*** Text block ***

Kamis, 20 November 2014

Speech Community

 Speech Community

CHAPTER I
INTRODUCTION

A.    Background of The Study
The study of sociolinguistic variation examines the relation between social identity and ways of speaking. The analysis of style in speech is central to this field because it varies not only between speakers, but in individual speakers as they move from one style to another. Studying these variations in language not only reveals a great deal about speakers’ strategies with respect to variables such as social class, gender, ethnicity and age, it also affords us the opportunity to observe linguistic change in progress.
            Any discussion of the relationship between language and society, or of the various functions of language in society, should begin with some attempt to define each of these terms. Let us say that a society is any group of people who are drawn together for a certain purpose or purposes. By such a definition ‘society’ becomes a very comprehensive concept, but we will soon see how useful such a comprehensive view is because of the very different kinds of societies we must consider in the course of the various discussions that follow. We may attempt an equally comprehensive definition of language: a language is what the members of a particular society speak. However, as we will see, speech in almost any society can take many very different forms, and just what forms we should choose to discuss when we attempt to describe the language of a society may prove to be a contentious matter.

*** Recorded data ***

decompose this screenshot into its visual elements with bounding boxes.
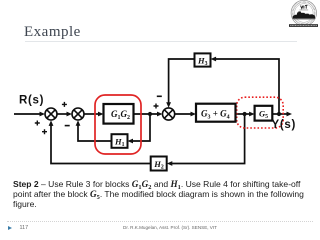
footer arrow icon	[8, 226, 12, 230]
footer divider	[7, 221, 313, 222]
sign + for H2 input at S1	[42, 129, 47, 134]
summing junction S1	[45, 108, 57, 120]
arrowhead into S3	[157, 112, 163, 117]
sign + for R input at S1	[35, 121, 40, 126]
summing junction S3	[163, 108, 175, 120]
banner text	[290, 24, 317, 26]
arrowhead into G3G4	[191, 112, 197, 117]
step text paragraph	[13, 179, 320, 209]
arrowhead into S2 bottom	[76, 120, 81, 126]
wire R(s) input	[14, 113, 41, 115]
node after G3G4	[243, 112, 247, 116]
wire S2 to G1G2	[84, 113, 99, 115]
silhouette base	[293, 16, 315, 18]
footer credit	[0, 225, 320, 230]
banner	[289, 24, 318, 27]
svg-text:Y(s): Y(s)	[272, 119, 297, 131]
base reflection	[293, 18, 314, 21]
arrowhead into S2	[67, 112, 73, 117]
landscape silhouette	[293, 11, 315, 18]
wire takeoff to H2	[171, 114, 245, 164]
ring text band	[293, 2, 315, 24]
outer ring	[291, 0, 316, 25]
arrowhead into H1	[128, 139, 134, 144]
wire S1 to S2	[57, 113, 68, 115]
wire H3 to S3	[169, 59, 195, 104]
wire G1G2 to S3	[134, 113, 159, 115]
arrowhead into G1G2	[98, 112, 104, 117]
node after G5	[277, 112, 281, 116]
inner ring	[295, 4, 314, 23]
block G3+G4	[196, 104, 236, 122]
arrowhead into S3 top	[166, 102, 171, 108]
arrowhead into S1	[40, 112, 46, 117]
wire H2 to S1	[51, 124, 151, 163]
red rounded box around G1G2 and H1	[95, 95, 141, 154]
wire takeoff to H1	[132, 114, 151, 141]
arrowhead output	[287, 112, 293, 117]
red dashed box around G5	[237, 97, 284, 128]
slide title	[24, 24, 81, 41]
wire S3 to G3G4	[175, 113, 192, 115]
wire takeoff to H3	[215, 59, 279, 114]
sign + for left input at S3	[154, 104, 159, 109]
block H1	[112, 134, 128, 148]
arrowhead into G5	[249, 112, 255, 117]
block G5	[255, 106, 273, 121]
VIT logo seal	[284, 0, 320, 30]
page number	[20, 225, 29, 231]
arrowhead into S1 bottom	[49, 120, 54, 126]
wire G5 to output	[273, 113, 289, 115]
node after G1G2	[148, 112, 152, 116]
VIT text	[301, 6, 308, 9]
arrowhead into H2	[167, 161, 173, 166]
wire G3G4 to G5	[236, 113, 251, 115]
sign - for H1 input at S2	[65, 125, 70, 127]
svg-text:R(s): R(s)	[19, 95, 44, 107]
summing junction S2	[72, 108, 84, 120]
title underline	[25, 41, 297, 42]
sign - for H3 input at S3	[157, 95, 162, 97]
block H3	[195, 53, 211, 67]
sign + for left input at S2	[62, 102, 67, 107]
motto line	[299, 9, 308, 12]
block H2	[151, 157, 167, 171]
arrowhead into H3	[211, 57, 217, 62]
block G1G2	[104, 104, 134, 124]
wire H1 to S2	[78, 124, 112, 141]
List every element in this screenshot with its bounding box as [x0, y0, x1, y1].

***

-- Challenges --
1. According to the text on speech community, what is a society?
2. List the variables that the text on speech community names in connection with speakers' strategies.
3. Continue the text on speech community from its last sentence.

-- Outputs --
1. Any group of people drawn together for a certain purpose or purposes.

2. Social class, gender, ethnicity, and age.

3.
             Sometimes too a society may be pluralingual; that is, many speakers may use more than one language, however we define language. We should also note that our definitions of language and society are not independent: the definition of language includes in it a reference to society. Every branch of linguistics that is concerned with representative samples of a population that takes individual speakers or experimental subjects as typical members of a group. Language is both an individual possession and a social possession. We would expect, therefore, that individual would behave linguistically like other individualist: they might be said to speak the same language or the same dialect or the same variety, i.e., to employ the same code, and in the respect to be members of the same speech community, a term probably derived form the German Sprachgemeinschaft. Indeed, much work in sociolinguistic is based on the assumption that it is possible to use the concept of ‘speech community’ without much difficulty.
            As we will see, that assumption is hardly warranted. Just as it is difficult to difine such terms as language, dialect, and variety, it is also difficult to difine speech community, and for many of the same reason. That difficuly, however, will not prevent us from using the term: the concept may prove to be useful in sociolinguistic work in spite of a certain ‘fuzziness’ as to its precise characteristics. It may be so even if we decide that a speech characteristics are of interest and can be described in a coherent manner.
B.     Purpose of Study
Writer makes this paper for several purposes, there are the purposes;
1.        To get more explanation about speech comunity.
2.      To make the student of English education study program can understand language variation and change itself.

C.    Problem Identification
Based on the background of study, we will identify the problem is what is the meaning of speech community and all about it.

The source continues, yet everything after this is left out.